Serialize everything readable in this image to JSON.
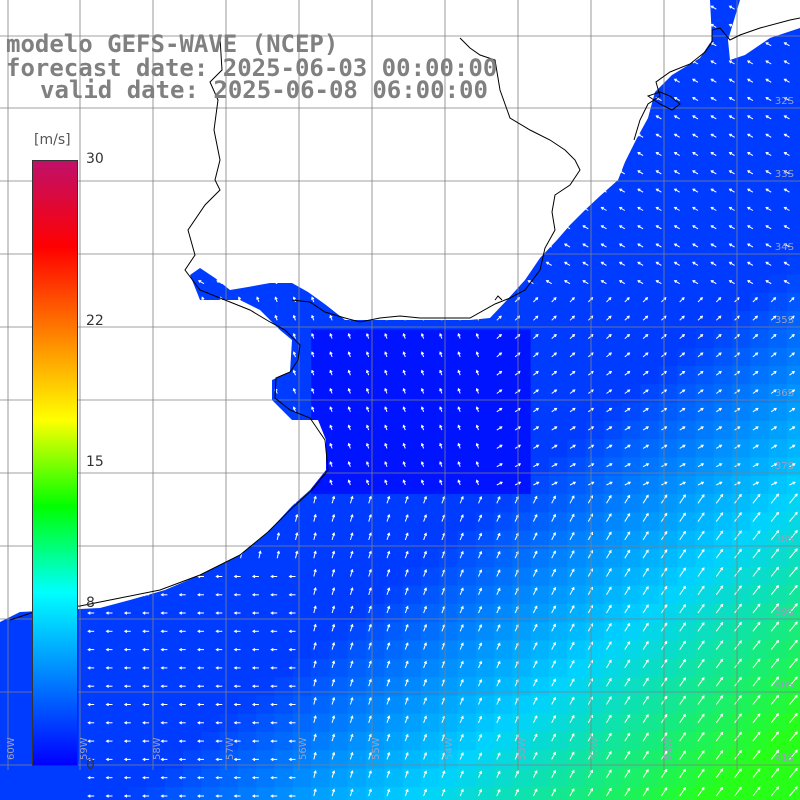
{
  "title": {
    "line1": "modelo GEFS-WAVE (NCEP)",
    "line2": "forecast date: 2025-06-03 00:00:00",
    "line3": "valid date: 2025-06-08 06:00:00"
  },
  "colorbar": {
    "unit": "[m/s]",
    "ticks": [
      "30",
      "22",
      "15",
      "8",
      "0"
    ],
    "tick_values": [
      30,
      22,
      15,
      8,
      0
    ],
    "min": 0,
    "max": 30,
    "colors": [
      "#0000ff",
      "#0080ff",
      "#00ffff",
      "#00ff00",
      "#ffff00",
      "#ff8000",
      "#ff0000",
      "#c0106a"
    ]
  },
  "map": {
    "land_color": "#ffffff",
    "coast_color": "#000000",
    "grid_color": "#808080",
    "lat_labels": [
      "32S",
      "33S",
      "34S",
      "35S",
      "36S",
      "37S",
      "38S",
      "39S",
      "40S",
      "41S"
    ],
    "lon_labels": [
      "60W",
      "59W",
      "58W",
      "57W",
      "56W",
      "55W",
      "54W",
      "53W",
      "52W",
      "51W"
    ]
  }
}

_ _ _ _ _ _ _

**TO BE DONE**.
Reproduce the material word for word. Any pictures should be left out of the copy.

**RESPONSE**.
Serialize everything readable in this image to JSON.
{
  "title": {
    "line1": "modelo GEFS-WAVE (NCEP)",
    "line2": "forecast date: 2025-06-03 00:00:00",
    "line3": "valid date: 2025-06-08 06:00:00"
  },
  "colorbar": {
    "unit": "[m/s]",
    "ticks": [
      "30",
      "22",
      "15",
      "8",
      "0"
    ],
    "tick_values": [
      30,
      22,
      15,
      8,
      0
    ],
    "min": 0,
    "max": 30,
    "colors": [
      "#0000ff",
      "#0080ff",
      "#00ffff",
      "#00ff00",
      "#ffff00",
      "#ff8000",
      "#ff0000",
      "#c0106a"
    ]
  },
  "map": {
    "land_color": "#ffffff",
    "coast_color": "#000000",
    "grid_color": "#808080",
    "lat_labels": [
      "32S",
      "33S",
      "34S",
      "35S",
      "36S",
      "37S",
      "38S",
      "39S",
      "40S",
      "41S"
    ],
    "lon_labels": [
      "60W",
      "59W",
      "58W",
      "57W",
      "56W",
      "55W",
      "54W",
      "53W",
      "52W",
      "51W"
    ]
  }
}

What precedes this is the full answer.